OBJECTIVE: Give only the number of lines that include the string "JSON".
------ THE RECORDS
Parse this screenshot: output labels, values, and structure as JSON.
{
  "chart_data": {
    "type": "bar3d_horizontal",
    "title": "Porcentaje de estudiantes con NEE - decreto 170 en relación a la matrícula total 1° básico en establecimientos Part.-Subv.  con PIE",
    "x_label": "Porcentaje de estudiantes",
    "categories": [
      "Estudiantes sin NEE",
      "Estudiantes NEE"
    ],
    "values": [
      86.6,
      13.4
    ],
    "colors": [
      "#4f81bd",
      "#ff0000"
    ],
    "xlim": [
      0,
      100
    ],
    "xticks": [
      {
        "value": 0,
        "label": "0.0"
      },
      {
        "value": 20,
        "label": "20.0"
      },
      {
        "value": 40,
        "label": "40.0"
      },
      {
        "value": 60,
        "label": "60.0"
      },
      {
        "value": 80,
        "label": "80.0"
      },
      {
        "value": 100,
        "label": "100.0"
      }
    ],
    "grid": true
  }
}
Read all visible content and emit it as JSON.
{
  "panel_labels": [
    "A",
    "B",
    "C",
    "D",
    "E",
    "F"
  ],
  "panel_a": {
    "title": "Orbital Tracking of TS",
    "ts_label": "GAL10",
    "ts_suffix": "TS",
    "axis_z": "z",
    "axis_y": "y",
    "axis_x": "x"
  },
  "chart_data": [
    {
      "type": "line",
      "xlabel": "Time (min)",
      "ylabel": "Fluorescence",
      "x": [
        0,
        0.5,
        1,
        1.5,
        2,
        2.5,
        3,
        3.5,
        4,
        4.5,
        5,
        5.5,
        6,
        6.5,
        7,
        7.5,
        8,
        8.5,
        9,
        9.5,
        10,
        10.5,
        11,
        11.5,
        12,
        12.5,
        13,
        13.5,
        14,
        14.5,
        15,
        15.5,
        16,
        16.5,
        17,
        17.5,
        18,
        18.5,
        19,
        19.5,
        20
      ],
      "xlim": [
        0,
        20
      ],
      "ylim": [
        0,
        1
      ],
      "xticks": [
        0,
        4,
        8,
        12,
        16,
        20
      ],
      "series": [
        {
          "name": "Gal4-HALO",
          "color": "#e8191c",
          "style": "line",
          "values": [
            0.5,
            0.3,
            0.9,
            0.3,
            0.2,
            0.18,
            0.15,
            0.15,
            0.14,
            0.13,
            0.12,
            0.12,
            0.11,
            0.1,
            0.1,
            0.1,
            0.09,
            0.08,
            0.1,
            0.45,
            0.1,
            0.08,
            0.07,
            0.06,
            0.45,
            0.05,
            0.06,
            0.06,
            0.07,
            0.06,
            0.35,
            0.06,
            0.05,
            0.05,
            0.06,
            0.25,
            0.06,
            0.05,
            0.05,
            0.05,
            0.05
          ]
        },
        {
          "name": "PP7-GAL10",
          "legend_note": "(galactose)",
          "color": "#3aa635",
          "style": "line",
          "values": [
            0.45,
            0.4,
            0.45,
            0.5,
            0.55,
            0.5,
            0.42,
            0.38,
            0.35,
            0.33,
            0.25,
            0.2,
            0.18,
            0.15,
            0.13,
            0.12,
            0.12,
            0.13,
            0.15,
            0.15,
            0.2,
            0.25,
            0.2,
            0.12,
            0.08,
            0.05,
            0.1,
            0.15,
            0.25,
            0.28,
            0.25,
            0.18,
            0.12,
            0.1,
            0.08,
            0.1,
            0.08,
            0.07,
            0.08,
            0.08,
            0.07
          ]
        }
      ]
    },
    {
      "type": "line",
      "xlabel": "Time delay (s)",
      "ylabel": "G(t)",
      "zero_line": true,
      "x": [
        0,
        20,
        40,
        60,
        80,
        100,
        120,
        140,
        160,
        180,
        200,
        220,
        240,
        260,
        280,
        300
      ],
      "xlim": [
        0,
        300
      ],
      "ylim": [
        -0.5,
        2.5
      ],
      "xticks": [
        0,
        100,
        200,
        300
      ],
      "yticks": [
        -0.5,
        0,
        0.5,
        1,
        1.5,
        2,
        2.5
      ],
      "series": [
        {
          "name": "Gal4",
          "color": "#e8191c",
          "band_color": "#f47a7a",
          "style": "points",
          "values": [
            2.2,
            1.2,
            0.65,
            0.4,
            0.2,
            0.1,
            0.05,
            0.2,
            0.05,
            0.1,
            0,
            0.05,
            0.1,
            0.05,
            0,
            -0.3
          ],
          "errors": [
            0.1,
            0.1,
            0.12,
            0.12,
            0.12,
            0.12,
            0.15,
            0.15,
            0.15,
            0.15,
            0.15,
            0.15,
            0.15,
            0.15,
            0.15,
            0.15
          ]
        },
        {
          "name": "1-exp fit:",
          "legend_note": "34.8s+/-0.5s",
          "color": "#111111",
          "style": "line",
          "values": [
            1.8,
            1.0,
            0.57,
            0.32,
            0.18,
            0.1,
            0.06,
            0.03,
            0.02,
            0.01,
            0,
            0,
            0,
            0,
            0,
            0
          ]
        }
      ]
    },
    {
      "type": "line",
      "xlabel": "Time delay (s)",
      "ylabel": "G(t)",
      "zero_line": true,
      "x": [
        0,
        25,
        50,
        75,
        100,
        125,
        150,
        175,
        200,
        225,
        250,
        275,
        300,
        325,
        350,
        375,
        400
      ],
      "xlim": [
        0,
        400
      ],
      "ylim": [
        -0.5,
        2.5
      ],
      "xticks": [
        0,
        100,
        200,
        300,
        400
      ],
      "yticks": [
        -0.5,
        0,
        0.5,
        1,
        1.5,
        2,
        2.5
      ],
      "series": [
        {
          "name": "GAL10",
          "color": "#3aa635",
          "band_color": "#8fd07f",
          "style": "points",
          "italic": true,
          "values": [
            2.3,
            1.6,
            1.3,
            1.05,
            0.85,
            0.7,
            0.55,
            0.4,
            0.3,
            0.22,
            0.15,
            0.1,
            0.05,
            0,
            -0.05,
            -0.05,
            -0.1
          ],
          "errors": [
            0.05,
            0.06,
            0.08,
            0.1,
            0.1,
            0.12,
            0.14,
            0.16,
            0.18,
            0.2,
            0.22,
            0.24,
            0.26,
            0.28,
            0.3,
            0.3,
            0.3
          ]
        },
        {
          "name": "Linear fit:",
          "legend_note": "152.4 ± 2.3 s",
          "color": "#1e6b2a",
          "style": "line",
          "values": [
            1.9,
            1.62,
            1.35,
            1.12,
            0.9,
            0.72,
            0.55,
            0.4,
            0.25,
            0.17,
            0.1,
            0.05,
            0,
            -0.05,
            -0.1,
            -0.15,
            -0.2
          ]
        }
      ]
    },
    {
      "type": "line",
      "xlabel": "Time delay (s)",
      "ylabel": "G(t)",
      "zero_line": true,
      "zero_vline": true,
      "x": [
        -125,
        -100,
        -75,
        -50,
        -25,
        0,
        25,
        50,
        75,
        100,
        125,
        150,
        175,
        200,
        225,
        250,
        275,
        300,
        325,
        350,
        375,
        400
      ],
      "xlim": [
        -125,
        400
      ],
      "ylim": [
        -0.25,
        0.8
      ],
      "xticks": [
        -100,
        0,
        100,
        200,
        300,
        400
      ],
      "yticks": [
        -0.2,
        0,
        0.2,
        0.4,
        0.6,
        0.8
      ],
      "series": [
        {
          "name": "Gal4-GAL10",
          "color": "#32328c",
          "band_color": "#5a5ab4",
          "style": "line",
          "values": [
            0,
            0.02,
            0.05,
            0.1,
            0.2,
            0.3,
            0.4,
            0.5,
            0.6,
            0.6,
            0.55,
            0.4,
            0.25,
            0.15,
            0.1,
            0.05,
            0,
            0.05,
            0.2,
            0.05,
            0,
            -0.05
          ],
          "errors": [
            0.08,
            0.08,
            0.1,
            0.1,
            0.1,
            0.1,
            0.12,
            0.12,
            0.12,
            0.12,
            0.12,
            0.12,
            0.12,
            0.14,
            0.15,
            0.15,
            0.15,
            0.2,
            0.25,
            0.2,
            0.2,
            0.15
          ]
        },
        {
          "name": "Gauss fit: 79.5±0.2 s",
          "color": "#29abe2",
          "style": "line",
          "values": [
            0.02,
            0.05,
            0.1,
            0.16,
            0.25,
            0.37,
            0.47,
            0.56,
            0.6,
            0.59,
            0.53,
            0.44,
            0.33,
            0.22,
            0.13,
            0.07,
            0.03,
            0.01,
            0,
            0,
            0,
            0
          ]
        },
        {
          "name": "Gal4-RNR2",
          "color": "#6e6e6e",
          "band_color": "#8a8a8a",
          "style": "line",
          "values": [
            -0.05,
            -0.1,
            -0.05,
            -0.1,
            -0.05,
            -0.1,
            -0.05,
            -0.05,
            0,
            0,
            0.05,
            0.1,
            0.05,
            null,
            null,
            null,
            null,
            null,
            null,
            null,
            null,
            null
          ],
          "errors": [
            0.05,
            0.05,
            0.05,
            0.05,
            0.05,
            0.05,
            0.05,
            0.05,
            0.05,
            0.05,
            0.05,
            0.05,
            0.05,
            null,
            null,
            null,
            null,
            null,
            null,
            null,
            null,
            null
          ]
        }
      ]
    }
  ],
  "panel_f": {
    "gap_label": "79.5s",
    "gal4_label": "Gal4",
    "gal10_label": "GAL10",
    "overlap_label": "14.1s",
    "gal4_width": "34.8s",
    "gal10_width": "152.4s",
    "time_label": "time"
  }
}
------------
ANSWER TO THIS PROBLEM: 2